▸ **Work instructions**
Read the lines below. Copy out any that hold the string "развития".

▸ **Input rows**
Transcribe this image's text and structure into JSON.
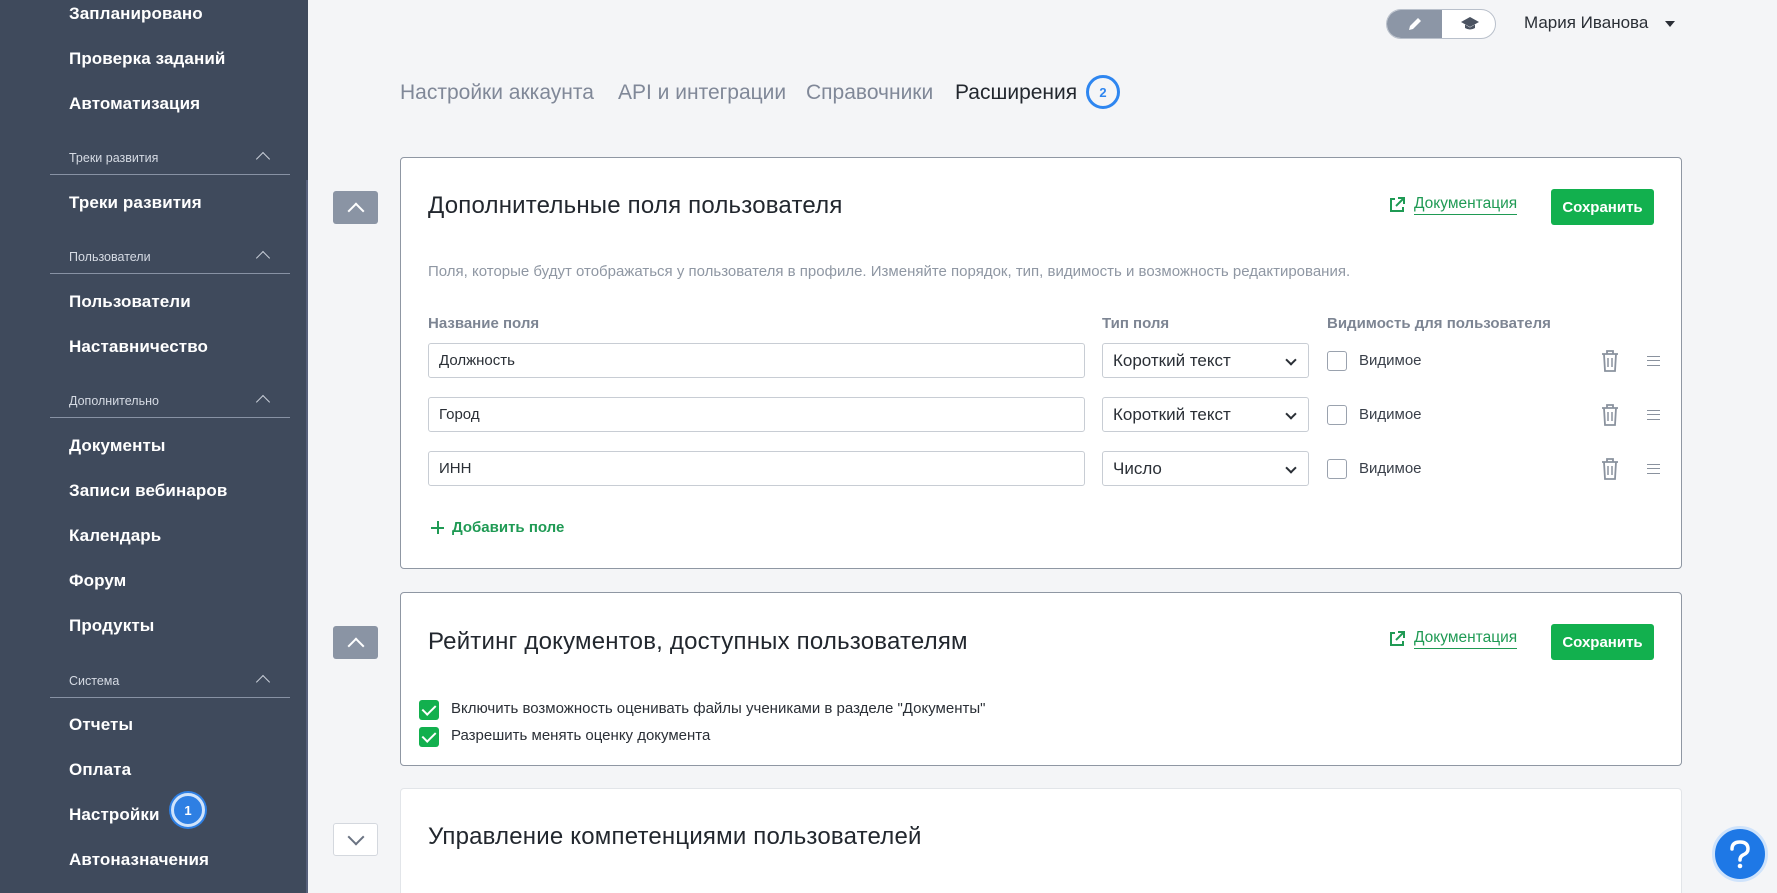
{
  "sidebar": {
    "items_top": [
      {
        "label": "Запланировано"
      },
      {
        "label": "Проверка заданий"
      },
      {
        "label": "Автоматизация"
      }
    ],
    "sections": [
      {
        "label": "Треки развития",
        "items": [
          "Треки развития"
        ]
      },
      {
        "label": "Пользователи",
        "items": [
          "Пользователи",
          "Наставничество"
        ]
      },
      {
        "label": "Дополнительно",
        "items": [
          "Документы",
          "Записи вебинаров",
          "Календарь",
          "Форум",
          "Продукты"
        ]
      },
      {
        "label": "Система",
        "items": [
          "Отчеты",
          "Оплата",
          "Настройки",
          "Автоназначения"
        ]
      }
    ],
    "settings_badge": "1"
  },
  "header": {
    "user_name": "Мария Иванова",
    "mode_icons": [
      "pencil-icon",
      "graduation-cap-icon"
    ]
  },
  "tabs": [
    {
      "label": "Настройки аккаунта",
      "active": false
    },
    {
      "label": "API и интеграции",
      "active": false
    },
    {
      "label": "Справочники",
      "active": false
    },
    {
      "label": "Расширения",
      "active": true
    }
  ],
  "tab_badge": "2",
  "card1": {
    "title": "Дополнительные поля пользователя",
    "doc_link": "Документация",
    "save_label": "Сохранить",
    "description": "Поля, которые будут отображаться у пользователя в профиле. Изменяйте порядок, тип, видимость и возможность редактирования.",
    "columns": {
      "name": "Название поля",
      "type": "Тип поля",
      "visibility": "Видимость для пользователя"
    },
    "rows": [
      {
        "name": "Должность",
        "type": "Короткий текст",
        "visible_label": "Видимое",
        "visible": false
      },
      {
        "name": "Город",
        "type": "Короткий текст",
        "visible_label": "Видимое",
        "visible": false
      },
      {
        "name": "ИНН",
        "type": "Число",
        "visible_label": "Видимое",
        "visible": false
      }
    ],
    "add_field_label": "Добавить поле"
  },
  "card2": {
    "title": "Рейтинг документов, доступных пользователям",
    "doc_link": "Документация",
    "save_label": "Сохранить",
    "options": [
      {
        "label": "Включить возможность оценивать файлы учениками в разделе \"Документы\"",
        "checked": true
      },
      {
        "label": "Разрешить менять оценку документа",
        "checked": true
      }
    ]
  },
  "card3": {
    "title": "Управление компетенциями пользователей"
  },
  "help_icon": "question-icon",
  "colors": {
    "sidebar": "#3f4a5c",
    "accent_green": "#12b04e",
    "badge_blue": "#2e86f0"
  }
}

---

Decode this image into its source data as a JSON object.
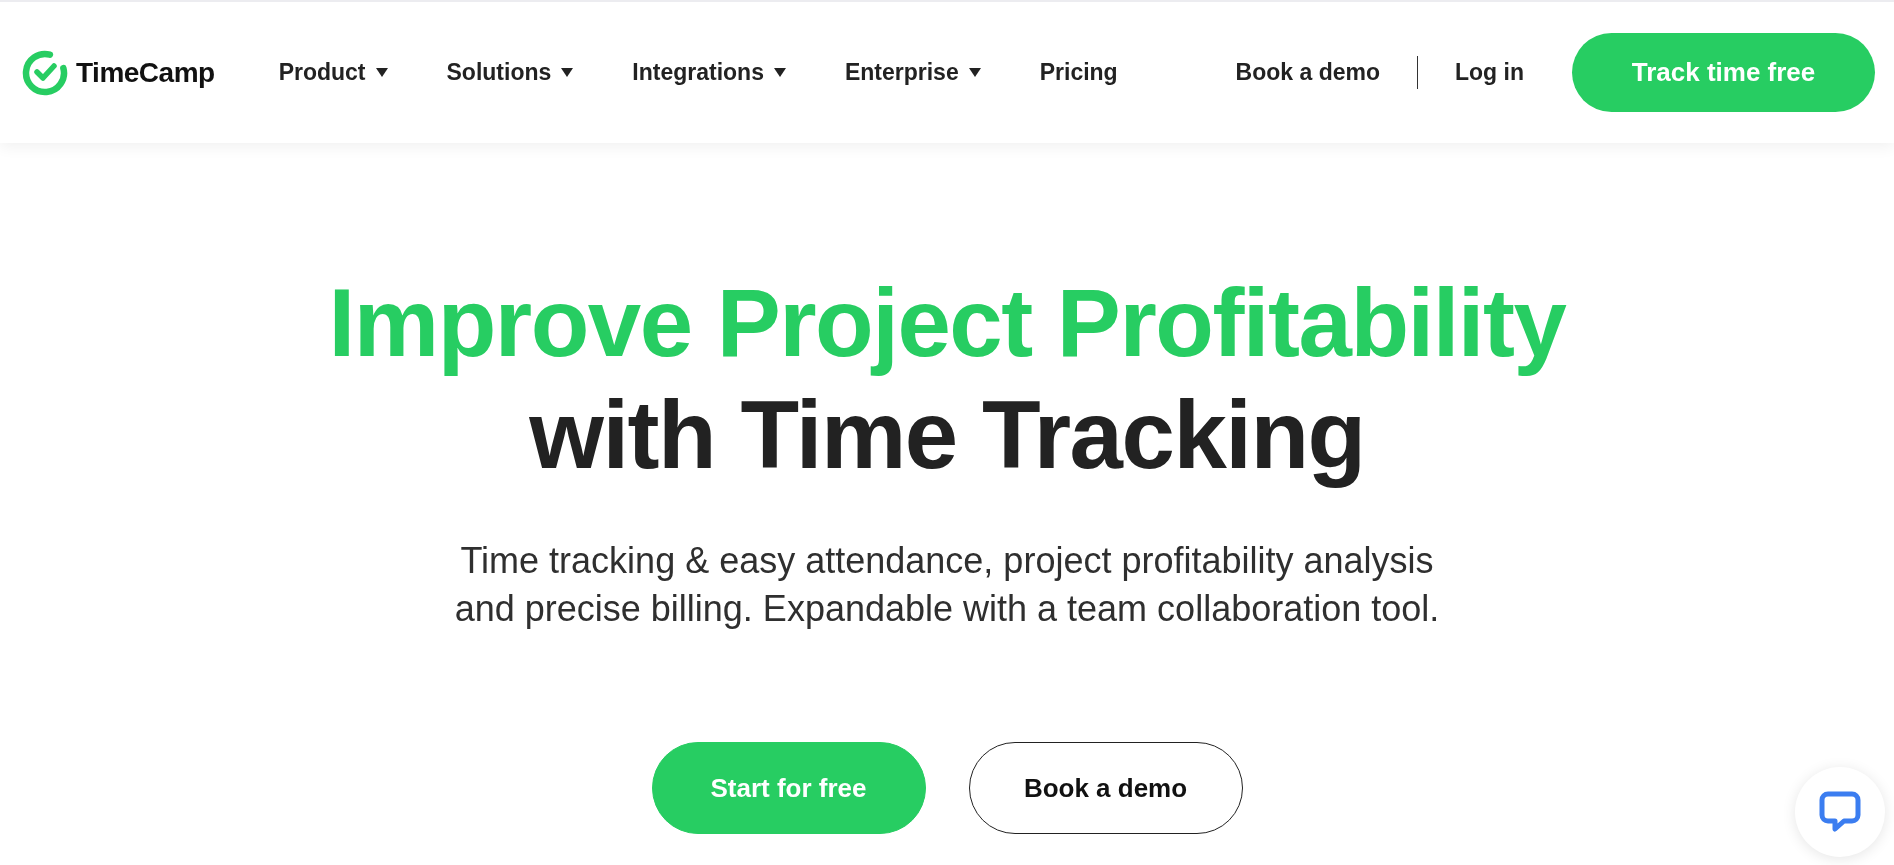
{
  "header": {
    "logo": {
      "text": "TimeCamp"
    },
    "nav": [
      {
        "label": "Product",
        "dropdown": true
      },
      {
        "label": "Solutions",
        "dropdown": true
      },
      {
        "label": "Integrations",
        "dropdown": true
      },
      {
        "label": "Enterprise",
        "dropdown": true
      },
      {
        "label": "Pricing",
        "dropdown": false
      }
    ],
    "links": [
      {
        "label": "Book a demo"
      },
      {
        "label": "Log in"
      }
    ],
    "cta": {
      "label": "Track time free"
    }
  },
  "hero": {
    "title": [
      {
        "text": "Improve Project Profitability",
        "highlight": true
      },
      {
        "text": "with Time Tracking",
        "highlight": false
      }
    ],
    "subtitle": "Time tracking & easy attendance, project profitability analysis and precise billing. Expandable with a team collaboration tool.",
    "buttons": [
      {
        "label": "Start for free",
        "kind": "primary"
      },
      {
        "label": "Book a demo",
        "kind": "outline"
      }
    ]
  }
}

▸ **Exercise solution**
        "label": "Треки развития",
          "Треки развития"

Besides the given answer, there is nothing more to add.